#### Items

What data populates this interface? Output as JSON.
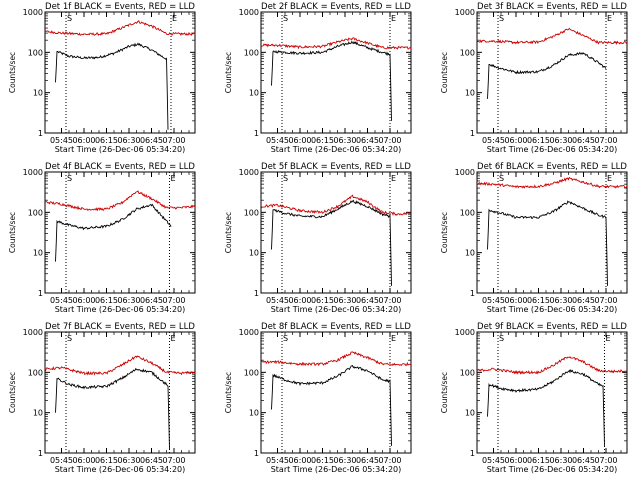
{
  "page": {
    "background": "#ffffff",
    "events_color": "#000000",
    "lld_color": "#cc0000"
  },
  "chart_data": [
    {
      "type": "line",
      "panel": 1,
      "title": "Det 1f BLACK = Events, RED = LLD",
      "xlabel": "Start Time (26-Dec-06 05:34:20)",
      "ylabel": "Counts/sec",
      "xticks": [
        "05:45",
        "06:00",
        "06:15",
        "06:30",
        "06:45",
        "07:00"
      ],
      "yticks": [
        "1",
        "10",
        "100",
        "1000"
      ],
      "ylim": [
        1,
        1000
      ],
      "yscale": "log",
      "xlim": [
        "05:34",
        "07:14"
      ],
      "markers": [
        {
          "label": "S",
          "time": "05:48"
        },
        {
          "label": "E",
          "time": "06:58"
        }
      ],
      "series": [
        {
          "name": "Events",
          "color": "#000000",
          "x": [
            "05:41",
            "05:42",
            "05:50",
            "06:00",
            "06:10",
            "06:20",
            "06:30",
            "06:36",
            "06:45",
            "06:53",
            "06:55",
            "06:56"
          ],
          "y": [
            18,
            105,
            80,
            72,
            75,
            95,
            140,
            160,
            115,
            75,
            70,
            1.2
          ]
        },
        {
          "name": "LLD",
          "color": "#cc0000",
          "x": [
            "05:34",
            "05:45",
            "06:00",
            "06:15",
            "06:25",
            "06:36",
            "06:45",
            "06:55",
            "07:05",
            "07:14"
          ],
          "y": [
            330,
            300,
            280,
            285,
            400,
            580,
            450,
            290,
            285,
            285
          ]
        }
      ]
    },
    {
      "type": "line",
      "panel": 2,
      "title": "Det 2f BLACK = Events, RED = LLD",
      "xlabel": "Start Time (26-Dec-06 05:34:20)",
      "ylabel": "Counts/sec",
      "xticks": [
        "05:45",
        "06:00",
        "06:15",
        "06:30",
        "06:45",
        "07:00"
      ],
      "yticks": [
        "1",
        "10",
        "100",
        "1000"
      ],
      "ylim": [
        1,
        1000
      ],
      "yscale": "log",
      "xlim": [
        "05:34",
        "07:14"
      ],
      "markers": [
        {
          "label": "S",
          "time": "05:48"
        },
        {
          "label": "E",
          "time": "07:00"
        }
      ],
      "series": [
        {
          "name": "Events",
          "color": "#000000",
          "x": [
            "05:41",
            "05:42",
            "05:50",
            "06:00",
            "06:15",
            "06:25",
            "06:35",
            "06:45",
            "06:55",
            "07:00",
            "07:01"
          ],
          "y": [
            15,
            105,
            100,
            95,
            100,
            140,
            180,
            130,
            100,
            90,
            2
          ]
        },
        {
          "name": "LLD",
          "color": "#cc0000",
          "x": [
            "05:34",
            "05:45",
            "06:00",
            "06:15",
            "06:25",
            "06:35",
            "06:45",
            "06:55",
            "07:05",
            "07:14"
          ],
          "y": [
            150,
            150,
            135,
            140,
            180,
            220,
            170,
            130,
            130,
            130
          ]
        }
      ]
    },
    {
      "type": "line",
      "panel": 3,
      "title": "Det 3f BLACK = Events, RED = LLD",
      "xlabel": "Start Time (26-Dec-06 05:34:20)",
      "ylabel": "Counts/sec",
      "xticks": [
        "05:45",
        "06:00",
        "06:15",
        "06:30",
        "06:45",
        "07:00"
      ],
      "yticks": [
        "1",
        "10",
        "100",
        "1000"
      ],
      "ylim": [
        1,
        1000
      ],
      "yscale": "log",
      "xlim": [
        "05:34",
        "07:14"
      ],
      "markers": [
        {
          "label": "S",
          "time": "05:48"
        },
        {
          "label": "E",
          "time": "07:00"
        }
      ],
      "series": [
        {
          "name": "Events",
          "color": "#000000",
          "x": [
            "05:41",
            "05:42",
            "05:50",
            "06:00",
            "06:15",
            "06:25",
            "06:35",
            "06:45",
            "06:55",
            "07:00"
          ],
          "y": [
            7,
            50,
            40,
            32,
            33,
            48,
            85,
            95,
            55,
            40
          ]
        },
        {
          "name": "LLD",
          "color": "#cc0000",
          "x": [
            "05:34",
            "05:45",
            "06:00",
            "06:15",
            "06:25",
            "06:35",
            "06:45",
            "06:55",
            "07:05",
            "07:14"
          ],
          "y": [
            190,
            190,
            175,
            180,
            250,
            380,
            260,
            175,
            175,
            175
          ]
        }
      ]
    },
    {
      "type": "line",
      "panel": 4,
      "title": "Det 4f BLACK = Events, RED = LLD",
      "xlabel": "Start Time (26-Dec-06 05:34:20)",
      "ylabel": "Counts/sec",
      "xticks": [
        "05:45",
        "06:00",
        "06:15",
        "06:30",
        "06:45",
        "07:00"
      ],
      "yticks": [
        "1",
        "10",
        "100",
        "1000"
      ],
      "ylim": [
        1,
        1000
      ],
      "yscale": "log",
      "xlim": [
        "05:34",
        "07:14"
      ],
      "markers": [
        {
          "label": "S",
          "time": "05:48"
        },
        {
          "label": "E",
          "time": "06:57"
        }
      ],
      "series": [
        {
          "name": "Events",
          "color": "#000000",
          "x": [
            "05:41",
            "05:42",
            "05:50",
            "06:00",
            "06:15",
            "06:25",
            "06:35",
            "06:45",
            "06:55",
            "06:58"
          ],
          "y": [
            6,
            60,
            48,
            40,
            45,
            65,
            120,
            155,
            60,
            45
          ]
        },
        {
          "name": "LLD",
          "color": "#cc0000",
          "x": [
            "05:34",
            "05:45",
            "06:00",
            "06:15",
            "06:25",
            "06:35",
            "06:45",
            "06:55",
            "07:05",
            "07:14"
          ],
          "y": [
            180,
            160,
            120,
            120,
            170,
            330,
            220,
            130,
            130,
            140
          ]
        }
      ]
    },
    {
      "type": "line",
      "panel": 5,
      "title": "Det 5f BLACK = Events, RED = LLD",
      "xlabel": "Start Time (26-Dec-06 05:34:20)",
      "ylabel": "Counts/sec",
      "xticks": [
        "05:45",
        "06:00",
        "06:15",
        "06:30",
        "06:45",
        "07:00"
      ],
      "yticks": [
        "1",
        "10",
        "100",
        "1000"
      ],
      "ylim": [
        1,
        1000
      ],
      "yscale": "log",
      "xlim": [
        "05:34",
        "07:14"
      ],
      "markers": [
        {
          "label": "S",
          "time": "05:48"
        },
        {
          "label": "E",
          "time": "07:00"
        }
      ],
      "series": [
        {
          "name": "Events",
          "color": "#000000",
          "x": [
            "05:41",
            "05:42",
            "05:50",
            "06:00",
            "06:15",
            "06:25",
            "06:35",
            "06:45",
            "06:55",
            "07:00",
            "07:01"
          ],
          "y": [
            12,
            115,
            95,
            80,
            78,
            120,
            190,
            140,
            90,
            80,
            1.5
          ]
        },
        {
          "name": "LLD",
          "color": "#cc0000",
          "x": [
            "05:34",
            "05:45",
            "06:00",
            "06:15",
            "06:25",
            "06:35",
            "06:45",
            "06:55",
            "07:05",
            "07:14"
          ],
          "y": [
            140,
            150,
            110,
            100,
            140,
            250,
            180,
            100,
            90,
            95
          ]
        }
      ]
    },
    {
      "type": "line",
      "panel": 6,
      "title": "Det 6f BLACK = Events, RED = LLD",
      "xlabel": "Start Time (26-Dec-06 05:34:20)",
      "ylabel": "Counts/sec",
      "xticks": [
        "05:45",
        "06:00",
        "06:15",
        "06:30",
        "06:45",
        "07:00"
      ],
      "yticks": [
        "1",
        "10",
        "100",
        "1000"
      ],
      "ylim": [
        1,
        1000
      ],
      "yscale": "log",
      "xlim": [
        "05:34",
        "07:14"
      ],
      "markers": [
        {
          "label": "S",
          "time": "05:48"
        },
        {
          "label": "E",
          "time": "07:00"
        }
      ],
      "series": [
        {
          "name": "Events",
          "color": "#000000",
          "x": [
            "05:41",
            "05:42",
            "05:50",
            "06:00",
            "06:15",
            "06:25",
            "06:35",
            "06:45",
            "06:55",
            "07:00",
            "07:01"
          ],
          "y": [
            12,
            115,
            95,
            75,
            75,
            105,
            185,
            125,
            85,
            75,
            1.5
          ]
        },
        {
          "name": "LLD",
          "color": "#cc0000",
          "x": [
            "05:34",
            "05:45",
            "06:00",
            "06:15",
            "06:25",
            "06:35",
            "06:45",
            "06:55",
            "07:05",
            "07:14"
          ],
          "y": [
            520,
            500,
            430,
            440,
            520,
            690,
            560,
            440,
            430,
            440
          ]
        }
      ]
    },
    {
      "type": "line",
      "panel": 7,
      "title": "Det 7f BLACK = Events, RED = LLD",
      "xlabel": "Start Time (26-Dec-06 05:34:20)",
      "ylabel": "Counts/sec",
      "xticks": [
        "05:45",
        "06:00",
        "06:15",
        "06:30",
        "06:45",
        "07:00"
      ],
      "yticks": [
        "1",
        "10",
        "100",
        "1000"
      ],
      "ylim": [
        1,
        1000
      ],
      "yscale": "log",
      "xlim": [
        "05:34",
        "07:14"
      ],
      "markers": [
        {
          "label": "S",
          "time": "05:48"
        },
        {
          "label": "E",
          "time": "06:57"
        }
      ],
      "series": [
        {
          "name": "Events",
          "color": "#000000",
          "x": [
            "05:41",
            "05:42",
            "05:50",
            "06:00",
            "06:15",
            "06:25",
            "06:35",
            "06:45",
            "06:55",
            "06:56",
            "06:57"
          ],
          "y": [
            10,
            70,
            50,
            42,
            45,
            70,
            120,
            100,
            50,
            45,
            1.2
          ]
        },
        {
          "name": "LLD",
          "color": "#cc0000",
          "x": [
            "05:34",
            "05:45",
            "06:00",
            "06:15",
            "06:25",
            "06:35",
            "06:45",
            "06:55",
            "07:05",
            "07:14"
          ],
          "y": [
            120,
            130,
            95,
            95,
            150,
            250,
            170,
            100,
            95,
            100
          ]
        }
      ]
    },
    {
      "type": "line",
      "panel": 8,
      "title": "Det 8f BLACK = Events, RED = LLD",
      "xlabel": "Start Time (26-Dec-06 05:34:20)",
      "ylabel": "Counts/sec",
      "xticks": [
        "05:45",
        "06:00",
        "06:15",
        "06:30",
        "06:45",
        "07:00"
      ],
      "yticks": [
        "1",
        "10",
        "100",
        "1000"
      ],
      "ylim": [
        1,
        1000
      ],
      "yscale": "log",
      "xlim": [
        "05:34",
        "07:14"
      ],
      "markers": [
        {
          "label": "S",
          "time": "05:48"
        },
        {
          "label": "E",
          "time": "07:00"
        }
      ],
      "series": [
        {
          "name": "Events",
          "color": "#000000",
          "x": [
            "05:41",
            "05:42",
            "05:50",
            "06:00",
            "06:15",
            "06:25",
            "06:35",
            "06:45",
            "06:55",
            "07:00",
            "07:01"
          ],
          "y": [
            12,
            85,
            65,
            52,
            55,
            80,
            140,
            110,
            65,
            60,
            1.5
          ]
        },
        {
          "name": "LLD",
          "color": "#cc0000",
          "x": [
            "05:34",
            "05:45",
            "06:00",
            "06:15",
            "06:25",
            "06:35",
            "06:45",
            "06:55",
            "07:05",
            "07:14"
          ],
          "y": [
            180,
            180,
            160,
            160,
            200,
            310,
            230,
            160,
            155,
            160
          ]
        }
      ]
    },
    {
      "type": "line",
      "panel": 9,
      "title": "Det 9f BLACK = Events, RED = LLD",
      "xlabel": "Start Time (26-Dec-06 05:34:20)",
      "ylabel": "Counts/sec",
      "xticks": [
        "05:45",
        "06:00",
        "06:15",
        "06:30",
        "06:45",
        "07:00"
      ],
      "yticks": [
        "1",
        "10",
        "100",
        "1000"
      ],
      "ylim": [
        1,
        1000
      ],
      "yscale": "log",
      "xlim": [
        "05:34",
        "07:14"
      ],
      "markers": [
        {
          "label": "S",
          "time": "05:48"
        },
        {
          "label": "E",
          "time": "06:59"
        }
      ],
      "series": [
        {
          "name": "Events",
          "color": "#000000",
          "x": [
            "05:41",
            "05:42",
            "05:50",
            "06:00",
            "06:15",
            "06:25",
            "06:35",
            "06:45",
            "06:55",
            "06:58",
            "06:59"
          ],
          "y": [
            8,
            50,
            40,
            35,
            38,
            60,
            110,
            90,
            50,
            45,
            1.5
          ]
        },
        {
          "name": "LLD",
          "color": "#cc0000",
          "x": [
            "05:34",
            "05:45",
            "06:00",
            "06:15",
            "06:25",
            "06:35",
            "06:45",
            "06:55",
            "07:05",
            "07:14"
          ],
          "y": [
            110,
            120,
            100,
            100,
            150,
            250,
            180,
            110,
            105,
            110
          ]
        }
      ]
    }
  ]
}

########

# [What you should do]
Check every line for "BLACK" and show the ones that have it.

# [Result below]
      "title": "Det 1f BLACK = Events, RED = LLD",
      "title": "Det 2f BLACK = Events, RED = LLD",
      "title": "Det 3f BLACK = Events, RED = LLD",
      "title": "Det 4f BLACK = Events, RED = LLD",
      "title": "Det 5f BLACK = Events, RED = LLD",
      "title": "Det 6f BLACK = Events, RED = LLD",
      "title": "Det 7f BLACK = Events, RED = LLD",
      "title": "Det 8f BLACK = Events, RED = LLD",
      "title": "Det 9f BLACK = Events, RED = LLD",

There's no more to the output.